(EXERCISE AIM):
Check each line of the material below for "Marsh", then copy the ones that contain it.

========================

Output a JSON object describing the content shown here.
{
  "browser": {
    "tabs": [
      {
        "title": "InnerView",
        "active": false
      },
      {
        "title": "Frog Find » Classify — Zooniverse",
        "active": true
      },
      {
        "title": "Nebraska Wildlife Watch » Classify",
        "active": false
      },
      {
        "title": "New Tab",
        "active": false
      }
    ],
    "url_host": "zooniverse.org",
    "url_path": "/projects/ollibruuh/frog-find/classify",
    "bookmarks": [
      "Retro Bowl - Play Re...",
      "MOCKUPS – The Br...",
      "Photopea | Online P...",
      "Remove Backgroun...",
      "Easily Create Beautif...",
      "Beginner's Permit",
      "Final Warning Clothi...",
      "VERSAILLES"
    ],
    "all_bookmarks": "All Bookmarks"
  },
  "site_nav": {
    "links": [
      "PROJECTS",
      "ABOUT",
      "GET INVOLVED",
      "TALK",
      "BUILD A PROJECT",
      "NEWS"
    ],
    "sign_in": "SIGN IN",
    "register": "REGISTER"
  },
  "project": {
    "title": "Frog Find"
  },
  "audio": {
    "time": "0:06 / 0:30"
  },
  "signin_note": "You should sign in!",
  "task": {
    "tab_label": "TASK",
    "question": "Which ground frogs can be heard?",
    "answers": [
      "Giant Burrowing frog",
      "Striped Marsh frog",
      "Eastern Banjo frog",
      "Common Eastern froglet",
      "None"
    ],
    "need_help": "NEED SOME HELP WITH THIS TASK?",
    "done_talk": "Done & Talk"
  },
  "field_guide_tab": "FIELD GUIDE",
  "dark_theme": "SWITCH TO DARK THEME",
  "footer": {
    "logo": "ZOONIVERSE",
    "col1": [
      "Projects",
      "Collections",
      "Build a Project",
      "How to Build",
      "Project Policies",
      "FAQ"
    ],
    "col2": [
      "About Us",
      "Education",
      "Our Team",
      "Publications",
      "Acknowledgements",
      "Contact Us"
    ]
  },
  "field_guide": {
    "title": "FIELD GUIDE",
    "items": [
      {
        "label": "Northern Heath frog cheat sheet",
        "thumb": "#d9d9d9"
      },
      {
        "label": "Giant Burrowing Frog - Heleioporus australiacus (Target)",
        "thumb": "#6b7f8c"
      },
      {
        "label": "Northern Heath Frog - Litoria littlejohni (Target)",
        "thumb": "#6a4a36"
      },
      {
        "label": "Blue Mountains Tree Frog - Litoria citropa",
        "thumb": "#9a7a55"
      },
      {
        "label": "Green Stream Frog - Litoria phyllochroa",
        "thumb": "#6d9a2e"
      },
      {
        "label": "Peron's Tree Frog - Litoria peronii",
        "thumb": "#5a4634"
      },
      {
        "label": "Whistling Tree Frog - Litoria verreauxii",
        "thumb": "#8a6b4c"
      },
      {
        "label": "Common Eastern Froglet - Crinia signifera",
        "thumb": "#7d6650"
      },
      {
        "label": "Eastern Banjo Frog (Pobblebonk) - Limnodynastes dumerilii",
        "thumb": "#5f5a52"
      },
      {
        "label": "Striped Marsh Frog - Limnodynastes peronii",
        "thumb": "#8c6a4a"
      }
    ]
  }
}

========================

(FULL SOLUTION):
      "Striped Marsh frog",
        "label": "Striped Marsh Frog - Limnodynastes peronii",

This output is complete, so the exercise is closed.